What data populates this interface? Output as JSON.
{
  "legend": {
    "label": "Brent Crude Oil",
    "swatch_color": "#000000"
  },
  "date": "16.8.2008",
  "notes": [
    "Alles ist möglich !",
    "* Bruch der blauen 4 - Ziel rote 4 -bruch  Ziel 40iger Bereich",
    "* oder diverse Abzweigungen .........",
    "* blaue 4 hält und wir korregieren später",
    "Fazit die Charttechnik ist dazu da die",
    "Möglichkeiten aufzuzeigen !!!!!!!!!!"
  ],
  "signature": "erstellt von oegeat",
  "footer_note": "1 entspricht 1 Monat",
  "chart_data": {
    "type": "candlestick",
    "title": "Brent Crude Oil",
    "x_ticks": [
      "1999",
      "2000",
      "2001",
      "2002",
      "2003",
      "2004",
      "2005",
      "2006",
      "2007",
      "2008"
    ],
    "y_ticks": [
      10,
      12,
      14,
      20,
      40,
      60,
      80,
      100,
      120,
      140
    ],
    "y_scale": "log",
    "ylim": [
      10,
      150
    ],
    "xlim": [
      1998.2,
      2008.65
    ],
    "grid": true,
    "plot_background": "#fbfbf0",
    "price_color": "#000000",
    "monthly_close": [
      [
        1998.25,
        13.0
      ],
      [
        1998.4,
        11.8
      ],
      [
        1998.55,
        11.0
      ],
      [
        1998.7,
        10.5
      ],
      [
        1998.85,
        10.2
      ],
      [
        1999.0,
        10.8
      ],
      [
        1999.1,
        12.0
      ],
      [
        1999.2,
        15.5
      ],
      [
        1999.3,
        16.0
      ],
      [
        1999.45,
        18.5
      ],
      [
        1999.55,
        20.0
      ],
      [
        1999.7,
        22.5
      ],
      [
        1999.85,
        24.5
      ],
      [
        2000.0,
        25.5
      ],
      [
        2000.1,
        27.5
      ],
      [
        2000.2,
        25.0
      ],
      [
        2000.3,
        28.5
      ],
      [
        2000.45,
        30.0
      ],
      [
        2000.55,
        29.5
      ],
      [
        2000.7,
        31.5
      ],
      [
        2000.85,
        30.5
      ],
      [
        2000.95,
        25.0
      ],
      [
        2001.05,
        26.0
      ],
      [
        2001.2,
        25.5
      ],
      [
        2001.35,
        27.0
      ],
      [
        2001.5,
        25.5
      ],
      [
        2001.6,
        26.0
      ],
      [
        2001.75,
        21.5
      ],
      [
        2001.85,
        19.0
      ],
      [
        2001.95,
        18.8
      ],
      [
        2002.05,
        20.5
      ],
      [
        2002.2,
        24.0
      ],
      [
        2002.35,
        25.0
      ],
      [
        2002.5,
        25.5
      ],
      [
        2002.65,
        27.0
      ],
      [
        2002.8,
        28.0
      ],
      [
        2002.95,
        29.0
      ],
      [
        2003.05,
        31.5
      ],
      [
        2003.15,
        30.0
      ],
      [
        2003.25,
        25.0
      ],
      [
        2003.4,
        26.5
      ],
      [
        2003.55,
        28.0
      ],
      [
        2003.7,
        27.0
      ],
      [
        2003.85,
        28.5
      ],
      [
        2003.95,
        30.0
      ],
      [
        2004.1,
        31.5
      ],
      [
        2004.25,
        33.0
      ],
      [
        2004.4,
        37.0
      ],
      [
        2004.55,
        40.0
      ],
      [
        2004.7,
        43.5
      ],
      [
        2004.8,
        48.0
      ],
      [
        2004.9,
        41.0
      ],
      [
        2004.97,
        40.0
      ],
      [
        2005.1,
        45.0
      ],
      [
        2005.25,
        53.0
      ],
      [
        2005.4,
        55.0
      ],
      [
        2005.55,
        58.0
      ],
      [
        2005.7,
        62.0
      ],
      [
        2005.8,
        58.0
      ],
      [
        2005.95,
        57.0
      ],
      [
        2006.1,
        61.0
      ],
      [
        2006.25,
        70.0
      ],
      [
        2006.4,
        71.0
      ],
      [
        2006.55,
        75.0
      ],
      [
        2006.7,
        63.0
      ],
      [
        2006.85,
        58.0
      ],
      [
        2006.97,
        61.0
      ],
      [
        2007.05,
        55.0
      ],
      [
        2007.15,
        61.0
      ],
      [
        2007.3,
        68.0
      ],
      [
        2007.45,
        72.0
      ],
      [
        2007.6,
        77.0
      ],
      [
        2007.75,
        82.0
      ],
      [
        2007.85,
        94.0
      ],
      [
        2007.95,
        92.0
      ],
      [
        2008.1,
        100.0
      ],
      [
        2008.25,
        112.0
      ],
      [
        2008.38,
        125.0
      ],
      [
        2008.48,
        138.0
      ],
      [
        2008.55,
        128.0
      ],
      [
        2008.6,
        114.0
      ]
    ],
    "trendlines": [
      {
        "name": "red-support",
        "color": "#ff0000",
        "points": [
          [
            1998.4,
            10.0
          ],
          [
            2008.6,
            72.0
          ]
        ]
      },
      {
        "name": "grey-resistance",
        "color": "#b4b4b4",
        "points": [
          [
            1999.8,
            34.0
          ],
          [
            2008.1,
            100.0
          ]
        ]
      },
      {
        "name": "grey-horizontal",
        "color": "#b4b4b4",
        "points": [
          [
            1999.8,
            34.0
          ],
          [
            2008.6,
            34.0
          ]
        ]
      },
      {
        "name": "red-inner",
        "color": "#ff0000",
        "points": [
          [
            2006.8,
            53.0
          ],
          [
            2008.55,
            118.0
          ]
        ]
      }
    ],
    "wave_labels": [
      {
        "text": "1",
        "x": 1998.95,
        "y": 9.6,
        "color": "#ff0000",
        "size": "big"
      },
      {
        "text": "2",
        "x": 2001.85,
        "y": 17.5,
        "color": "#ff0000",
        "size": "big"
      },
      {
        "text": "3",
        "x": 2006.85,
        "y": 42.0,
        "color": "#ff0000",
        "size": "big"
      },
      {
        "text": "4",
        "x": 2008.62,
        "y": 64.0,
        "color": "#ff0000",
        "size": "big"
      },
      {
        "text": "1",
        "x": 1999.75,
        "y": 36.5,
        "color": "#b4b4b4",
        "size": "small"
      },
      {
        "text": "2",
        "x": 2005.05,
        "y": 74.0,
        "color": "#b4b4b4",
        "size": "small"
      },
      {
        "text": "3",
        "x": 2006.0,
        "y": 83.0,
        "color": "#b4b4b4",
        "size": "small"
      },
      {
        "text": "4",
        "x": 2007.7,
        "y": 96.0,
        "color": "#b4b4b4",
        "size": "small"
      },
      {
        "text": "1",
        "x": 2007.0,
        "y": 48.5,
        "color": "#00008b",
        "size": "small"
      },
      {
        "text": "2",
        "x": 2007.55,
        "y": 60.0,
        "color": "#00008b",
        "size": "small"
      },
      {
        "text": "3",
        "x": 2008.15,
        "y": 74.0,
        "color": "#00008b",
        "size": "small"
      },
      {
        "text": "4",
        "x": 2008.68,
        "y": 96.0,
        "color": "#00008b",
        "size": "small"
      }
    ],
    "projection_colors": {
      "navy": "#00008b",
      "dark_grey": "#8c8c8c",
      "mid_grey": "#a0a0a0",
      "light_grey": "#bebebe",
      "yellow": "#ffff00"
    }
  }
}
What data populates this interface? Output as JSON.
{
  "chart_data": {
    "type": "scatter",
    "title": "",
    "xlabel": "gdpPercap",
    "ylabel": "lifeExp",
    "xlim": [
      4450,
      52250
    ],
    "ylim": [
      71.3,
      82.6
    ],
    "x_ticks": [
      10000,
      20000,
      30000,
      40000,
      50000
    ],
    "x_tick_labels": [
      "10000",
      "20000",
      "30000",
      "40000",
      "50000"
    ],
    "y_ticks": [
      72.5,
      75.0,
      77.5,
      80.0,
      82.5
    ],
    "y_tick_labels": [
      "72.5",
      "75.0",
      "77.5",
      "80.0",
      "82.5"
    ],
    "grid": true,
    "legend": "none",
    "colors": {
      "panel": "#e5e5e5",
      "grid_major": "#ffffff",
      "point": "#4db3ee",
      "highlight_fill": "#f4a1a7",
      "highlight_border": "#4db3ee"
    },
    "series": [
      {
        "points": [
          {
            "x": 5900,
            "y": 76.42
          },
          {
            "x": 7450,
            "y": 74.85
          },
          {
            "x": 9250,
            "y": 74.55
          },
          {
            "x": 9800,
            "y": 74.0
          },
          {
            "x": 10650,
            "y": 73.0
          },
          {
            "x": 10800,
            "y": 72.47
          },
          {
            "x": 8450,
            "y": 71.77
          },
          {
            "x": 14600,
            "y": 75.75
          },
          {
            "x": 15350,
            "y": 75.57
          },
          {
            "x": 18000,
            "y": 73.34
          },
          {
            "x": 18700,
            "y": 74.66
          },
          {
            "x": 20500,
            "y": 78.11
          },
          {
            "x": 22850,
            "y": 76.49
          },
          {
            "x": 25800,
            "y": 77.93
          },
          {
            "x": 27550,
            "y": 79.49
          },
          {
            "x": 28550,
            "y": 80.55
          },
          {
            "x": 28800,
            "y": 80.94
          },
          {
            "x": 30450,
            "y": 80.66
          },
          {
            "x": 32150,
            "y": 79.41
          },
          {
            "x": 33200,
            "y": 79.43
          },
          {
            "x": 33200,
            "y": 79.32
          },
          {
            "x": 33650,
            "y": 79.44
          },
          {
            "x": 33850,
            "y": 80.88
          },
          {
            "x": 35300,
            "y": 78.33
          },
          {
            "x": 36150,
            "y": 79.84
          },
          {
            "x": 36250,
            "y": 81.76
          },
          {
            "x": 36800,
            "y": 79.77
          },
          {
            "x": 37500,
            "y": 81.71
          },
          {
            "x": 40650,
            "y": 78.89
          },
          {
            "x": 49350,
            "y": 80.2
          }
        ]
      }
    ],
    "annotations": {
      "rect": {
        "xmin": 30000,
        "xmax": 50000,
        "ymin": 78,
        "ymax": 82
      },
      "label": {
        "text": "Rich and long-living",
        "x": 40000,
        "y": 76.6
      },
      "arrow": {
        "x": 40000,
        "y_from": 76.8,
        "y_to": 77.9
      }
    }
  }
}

---*---

Exercise aim -
Which lines contain "name"? Copy each of them out.

In response -
        "name": "red-support",
        "name": "grey-resistance",
        "name": "grey-horizontal",
        "name": "red-inner",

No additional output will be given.